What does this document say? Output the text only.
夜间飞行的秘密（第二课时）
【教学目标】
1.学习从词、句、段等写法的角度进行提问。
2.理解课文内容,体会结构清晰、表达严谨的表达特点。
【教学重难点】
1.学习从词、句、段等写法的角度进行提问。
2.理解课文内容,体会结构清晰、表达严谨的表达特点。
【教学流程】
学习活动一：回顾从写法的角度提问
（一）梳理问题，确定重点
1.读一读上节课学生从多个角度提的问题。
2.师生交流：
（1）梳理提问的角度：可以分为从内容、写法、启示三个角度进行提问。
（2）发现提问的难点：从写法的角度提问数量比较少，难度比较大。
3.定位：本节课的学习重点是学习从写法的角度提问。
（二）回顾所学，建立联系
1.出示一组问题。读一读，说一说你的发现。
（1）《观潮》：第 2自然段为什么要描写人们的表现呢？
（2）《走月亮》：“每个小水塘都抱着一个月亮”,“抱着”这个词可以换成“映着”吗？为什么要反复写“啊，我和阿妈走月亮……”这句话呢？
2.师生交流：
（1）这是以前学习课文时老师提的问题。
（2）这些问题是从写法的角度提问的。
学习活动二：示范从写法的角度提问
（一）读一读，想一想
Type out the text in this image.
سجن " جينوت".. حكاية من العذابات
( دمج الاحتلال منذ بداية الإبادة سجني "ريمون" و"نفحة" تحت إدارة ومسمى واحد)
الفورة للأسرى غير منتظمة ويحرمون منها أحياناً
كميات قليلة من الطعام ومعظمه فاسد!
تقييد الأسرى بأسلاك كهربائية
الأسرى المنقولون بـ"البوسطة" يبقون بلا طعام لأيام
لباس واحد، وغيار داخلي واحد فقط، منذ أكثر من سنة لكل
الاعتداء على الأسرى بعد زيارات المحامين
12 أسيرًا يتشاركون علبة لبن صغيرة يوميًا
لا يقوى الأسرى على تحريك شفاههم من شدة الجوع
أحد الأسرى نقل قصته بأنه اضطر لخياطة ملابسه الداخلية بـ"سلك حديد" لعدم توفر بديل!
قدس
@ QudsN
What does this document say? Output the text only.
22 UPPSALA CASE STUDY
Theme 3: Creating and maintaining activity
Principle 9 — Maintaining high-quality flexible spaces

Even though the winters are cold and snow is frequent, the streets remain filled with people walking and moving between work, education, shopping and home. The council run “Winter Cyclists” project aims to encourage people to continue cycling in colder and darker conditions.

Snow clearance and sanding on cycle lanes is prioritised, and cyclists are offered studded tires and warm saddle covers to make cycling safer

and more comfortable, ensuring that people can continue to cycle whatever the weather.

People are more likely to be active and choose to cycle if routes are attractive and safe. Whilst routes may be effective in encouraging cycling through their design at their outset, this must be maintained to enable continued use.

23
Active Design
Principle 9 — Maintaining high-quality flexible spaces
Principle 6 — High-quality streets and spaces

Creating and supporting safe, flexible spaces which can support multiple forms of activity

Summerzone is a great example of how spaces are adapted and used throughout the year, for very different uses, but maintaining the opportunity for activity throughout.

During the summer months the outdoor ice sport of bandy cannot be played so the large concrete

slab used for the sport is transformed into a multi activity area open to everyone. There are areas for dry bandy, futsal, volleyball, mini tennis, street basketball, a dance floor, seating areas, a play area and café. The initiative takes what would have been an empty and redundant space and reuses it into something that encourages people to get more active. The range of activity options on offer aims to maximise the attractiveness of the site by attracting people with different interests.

▸ **THE PROBLEM**:
Gather each line from the entries above that includes the word "streets".

▸ **SOLVED PROBLEM**:
Even though the winters are cold and snow is frequent, the streets remain filled with people walking and moving between work, education, shopping and home. The council run “Winter Cyclists” project aims to encourage people to continue cycling in colder and darker conditions.
Principle 6 — High-quality streets and spaces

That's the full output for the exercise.